_DIRECTION_
Take the line containing "What does this" and every line after it in the data below, and print them exactly as given, with nothing else.

_MATERIAL FOR THIS EXERCISE_
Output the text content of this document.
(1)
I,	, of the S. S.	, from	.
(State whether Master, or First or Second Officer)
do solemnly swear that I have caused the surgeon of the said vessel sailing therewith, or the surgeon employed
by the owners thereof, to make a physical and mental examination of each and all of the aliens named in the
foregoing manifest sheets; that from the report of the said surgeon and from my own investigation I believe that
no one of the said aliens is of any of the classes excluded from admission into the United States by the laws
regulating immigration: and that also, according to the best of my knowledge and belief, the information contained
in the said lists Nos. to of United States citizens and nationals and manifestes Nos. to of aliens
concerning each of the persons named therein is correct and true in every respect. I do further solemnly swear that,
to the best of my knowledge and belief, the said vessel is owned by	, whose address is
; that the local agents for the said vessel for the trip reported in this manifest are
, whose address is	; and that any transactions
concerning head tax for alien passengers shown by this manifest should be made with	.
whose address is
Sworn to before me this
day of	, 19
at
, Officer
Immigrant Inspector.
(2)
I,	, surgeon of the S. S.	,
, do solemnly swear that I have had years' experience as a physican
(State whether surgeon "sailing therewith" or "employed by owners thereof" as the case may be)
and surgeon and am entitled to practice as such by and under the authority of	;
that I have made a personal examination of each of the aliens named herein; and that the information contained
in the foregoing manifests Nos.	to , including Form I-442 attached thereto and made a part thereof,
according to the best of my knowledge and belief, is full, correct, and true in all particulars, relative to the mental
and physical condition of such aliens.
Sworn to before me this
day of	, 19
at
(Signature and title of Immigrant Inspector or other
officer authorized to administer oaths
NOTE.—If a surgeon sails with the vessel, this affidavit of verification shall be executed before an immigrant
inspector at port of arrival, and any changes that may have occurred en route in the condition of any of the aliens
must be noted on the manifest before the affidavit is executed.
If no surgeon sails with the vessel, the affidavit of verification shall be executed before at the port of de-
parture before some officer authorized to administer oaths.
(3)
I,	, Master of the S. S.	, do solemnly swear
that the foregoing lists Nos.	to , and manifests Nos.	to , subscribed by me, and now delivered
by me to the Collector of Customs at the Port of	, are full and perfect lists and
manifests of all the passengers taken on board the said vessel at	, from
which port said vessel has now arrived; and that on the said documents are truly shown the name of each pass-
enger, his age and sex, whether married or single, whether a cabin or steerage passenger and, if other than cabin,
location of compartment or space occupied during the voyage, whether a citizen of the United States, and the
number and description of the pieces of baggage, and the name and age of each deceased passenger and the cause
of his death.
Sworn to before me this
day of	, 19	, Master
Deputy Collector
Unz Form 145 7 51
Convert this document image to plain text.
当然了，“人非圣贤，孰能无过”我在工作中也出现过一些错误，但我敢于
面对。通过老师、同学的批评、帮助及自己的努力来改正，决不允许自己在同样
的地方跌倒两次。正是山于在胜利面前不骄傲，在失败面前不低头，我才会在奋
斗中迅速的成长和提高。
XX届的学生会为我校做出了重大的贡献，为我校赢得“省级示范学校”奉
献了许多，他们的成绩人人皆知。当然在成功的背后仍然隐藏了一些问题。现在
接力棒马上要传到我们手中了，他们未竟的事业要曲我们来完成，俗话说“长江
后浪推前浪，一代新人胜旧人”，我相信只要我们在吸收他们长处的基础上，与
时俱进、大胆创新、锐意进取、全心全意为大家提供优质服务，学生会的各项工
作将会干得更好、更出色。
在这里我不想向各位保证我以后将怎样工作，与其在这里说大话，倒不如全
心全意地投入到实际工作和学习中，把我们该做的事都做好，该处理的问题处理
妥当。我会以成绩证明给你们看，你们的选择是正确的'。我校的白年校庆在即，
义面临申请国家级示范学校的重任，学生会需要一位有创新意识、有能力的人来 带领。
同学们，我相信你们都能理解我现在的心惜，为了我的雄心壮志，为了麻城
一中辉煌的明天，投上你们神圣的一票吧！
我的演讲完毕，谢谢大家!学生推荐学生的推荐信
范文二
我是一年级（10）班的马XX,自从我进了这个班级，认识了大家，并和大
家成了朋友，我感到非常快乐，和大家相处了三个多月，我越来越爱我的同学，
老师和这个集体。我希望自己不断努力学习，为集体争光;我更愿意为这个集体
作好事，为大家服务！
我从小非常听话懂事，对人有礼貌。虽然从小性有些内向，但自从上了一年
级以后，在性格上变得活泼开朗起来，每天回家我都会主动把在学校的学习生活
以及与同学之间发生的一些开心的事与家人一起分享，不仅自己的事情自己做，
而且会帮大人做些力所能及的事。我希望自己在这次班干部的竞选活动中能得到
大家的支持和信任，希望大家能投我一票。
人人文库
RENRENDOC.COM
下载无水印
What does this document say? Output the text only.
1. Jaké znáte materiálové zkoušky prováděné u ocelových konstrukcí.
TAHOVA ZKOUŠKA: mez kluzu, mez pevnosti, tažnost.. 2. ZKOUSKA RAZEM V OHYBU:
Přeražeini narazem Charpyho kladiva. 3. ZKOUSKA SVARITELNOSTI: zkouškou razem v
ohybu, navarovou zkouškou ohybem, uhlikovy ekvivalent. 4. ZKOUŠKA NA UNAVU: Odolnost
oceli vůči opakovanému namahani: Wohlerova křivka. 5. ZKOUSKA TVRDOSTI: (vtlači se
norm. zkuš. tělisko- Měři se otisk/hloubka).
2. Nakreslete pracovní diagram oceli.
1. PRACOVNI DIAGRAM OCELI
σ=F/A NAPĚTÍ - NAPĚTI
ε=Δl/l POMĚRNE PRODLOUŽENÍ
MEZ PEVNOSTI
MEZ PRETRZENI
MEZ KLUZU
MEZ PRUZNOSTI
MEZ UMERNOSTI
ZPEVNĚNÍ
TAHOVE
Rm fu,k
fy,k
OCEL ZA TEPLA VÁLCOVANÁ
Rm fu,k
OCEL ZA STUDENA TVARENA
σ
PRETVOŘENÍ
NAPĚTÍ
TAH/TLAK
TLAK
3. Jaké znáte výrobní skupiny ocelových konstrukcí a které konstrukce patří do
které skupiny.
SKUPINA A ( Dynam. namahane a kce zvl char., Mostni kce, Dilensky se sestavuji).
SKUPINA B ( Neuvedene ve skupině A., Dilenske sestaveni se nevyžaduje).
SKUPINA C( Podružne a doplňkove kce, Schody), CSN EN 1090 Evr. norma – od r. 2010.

_OUTPUT OF THE TASK_
What does this document say? Output the text only.
1. Jaké znáte materiálové zkoušky prováděné u ocelových konstrukcí.
TAHOVA ZKOUŠKA: mez kluzu, mez pevnosti, tažnost.. 2. ZKOUSKA RAZEM V OHYBU:
Přeražeini narazem Charpyho kladiva. 3. ZKOUSKA SVARITELNOSTI: zkouškou razem v
ohybu, navarovou zkouškou ohybem, uhlikovy ekvivalent. 4. ZKOUŠKA NA UNAVU: Odolnost
oceli vůči opakovanému namahani: Wohlerova křivka. 5. ZKOUSKA TVRDOSTI: (vtlači se
norm. zkuš. tělisko- Měři se otisk/hloubka).
2. Nakreslete pracovní diagram oceli.
1. PRACOVNI DIAGRAM OCELI
σ=F/A NAPĚTÍ - NAPĚTI
ε=Δl/l POMĚRNE PRODLOUŽENÍ
MEZ PEVNOSTI
MEZ PRETRZENI
MEZ KLUZU
MEZ PRUZNOSTI
MEZ UMERNOSTI
ZPEVNĚNÍ
TAHOVE
Rm fu,k
fy,k
OCEL ZA TEPLA VÁLCOVANÁ
Rm fu,k
OCEL ZA STUDENA TVARENA
σ
PRETVOŘENÍ
NAPĚTÍ
TAH/TLAK
TLAK
3. Jaké znáte výrobní skupiny ocelových konstrukcí a které konstrukce patří do
které skupiny.
SKUPINA A ( Dynam. namahane a kce zvl char., Mostni kce, Dilensky se sestavuji).
SKUPINA B ( Neuvedene ve skupině A., Dilenske sestaveni se nevyžaduje).
SKUPINA C( Podružne a doplňkove kce, Schody), CSN EN 1090 Evr. norma – od r. 2010.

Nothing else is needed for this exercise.